-- BEGIN --
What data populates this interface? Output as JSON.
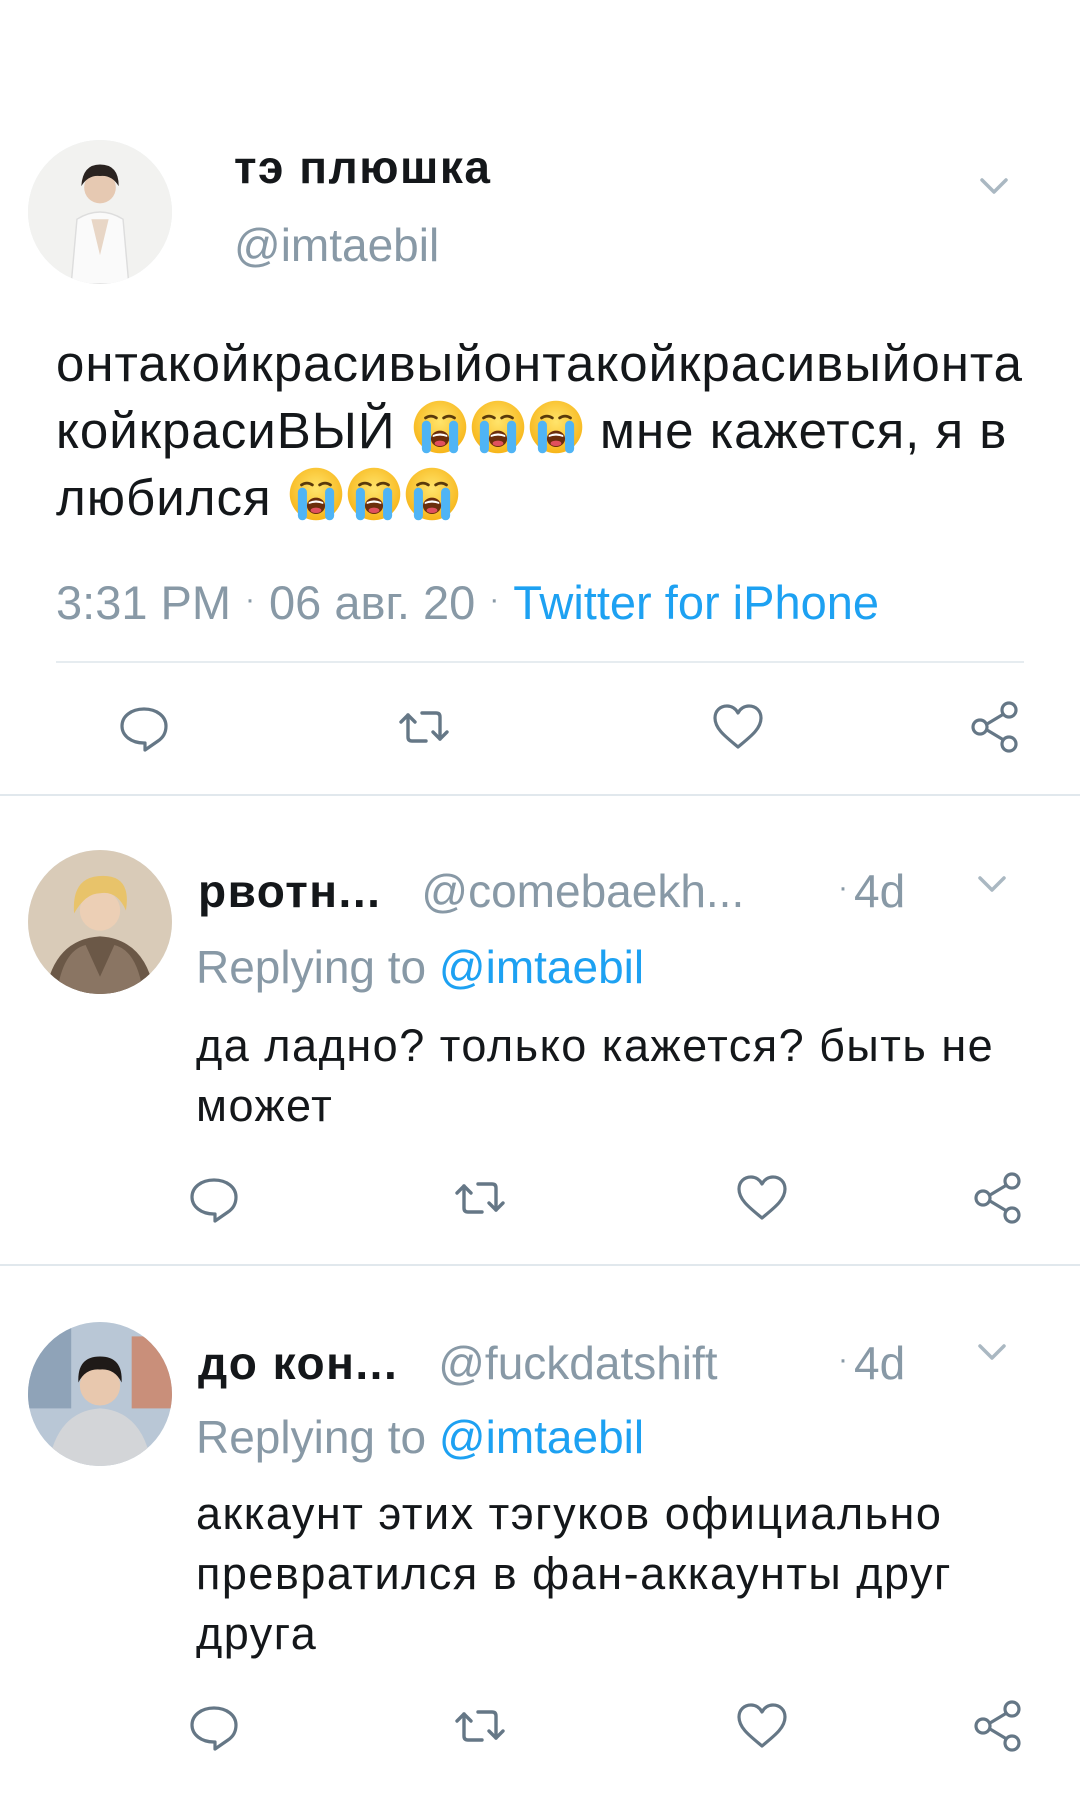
{
  "main_tweet": {
    "display_name": "тэ плюшка",
    "handle": "@imtaebil",
    "text_part1": "онтакойкрасивыйонтакойкрасивыйонтакойкрасиВЫЙ ",
    "text_part2": " мне кажется, я влюбился ",
    "emoji_name": "loudly-crying-face-emoji",
    "time": "3:31 PM",
    "date": "06 авг. 20",
    "separator": "·",
    "source": "Twitter for iPhone"
  },
  "replies": [
    {
      "display_name": "рвотн...",
      "handle": "@comebaekh...",
      "separator": "·",
      "time": "4d",
      "replying_label": "Replying to ",
      "replying_to": "@imtaebil",
      "text": "да ладно? только кажется? быть не может"
    },
    {
      "display_name": "до кон...",
      "handle": "@fuckdatshift",
      "separator": "·",
      "time": "4d",
      "replying_label": "Replying to ",
      "replying_to": "@imtaebil",
      "text": "аккаунт этих тэгуков официально превратился в фан-аккаунты друг друга"
    }
  ],
  "icons": [
    "reply-icon",
    "retweet-icon",
    "like-icon",
    "share-icon",
    "chevron-down-icon"
  ],
  "colors": {
    "text": "#14171a",
    "secondary": "#8899a6",
    "link": "#1da1f2",
    "divider": "#e6ecf0",
    "icon": "#657786"
  }
}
-- END --
_Exercise prompt:_
Every entry above needs to be retyped exactly; drop the pictures.

_Written solution:_
What data populates this interface? Output as JSON.
{
  "main_tweet": {
    "display_name": "тэ плюшка",
    "handle": "@imtaebil",
    "text_part1": "онтакойкрасивыйонтакойкрасивыйонтакойкрасиВЫЙ ",
    "text_part2": " мне кажется, я влюбился ",
    "emoji_name": "loudly-crying-face-emoji",
    "time": "3:31 PM",
    "date": "06 авг. 20",
    "separator": "·",
    "source": "Twitter for iPhone"
  },
  "replies": [
    {
      "display_name": "рвотн...",
      "handle": "@comebaekh...",
      "separator": "·",
      "time": "4d",
      "replying_label": "Replying to ",
      "replying_to": "@imtaebil",
      "text": "да ладно? только кажется? быть не может"
    },
    {
      "display_name": "до кон...",
      "handle": "@fuckdatshift",
      "separator": "·",
      "time": "4d",
      "replying_label": "Replying to ",
      "replying_to": "@imtaebil",
      "text": "аккаунт этих тэгуков официально превратился в фан-аккаунты друг друга"
    }
  ],
  "icons": [
    "reply-icon",
    "retweet-icon",
    "like-icon",
    "share-icon",
    "chevron-down-icon"
  ],
  "colors": {
    "text": "#14171a",
    "secondary": "#8899a6",
    "link": "#1da1f2",
    "divider": "#e6ecf0",
    "icon": "#657786"
  }
}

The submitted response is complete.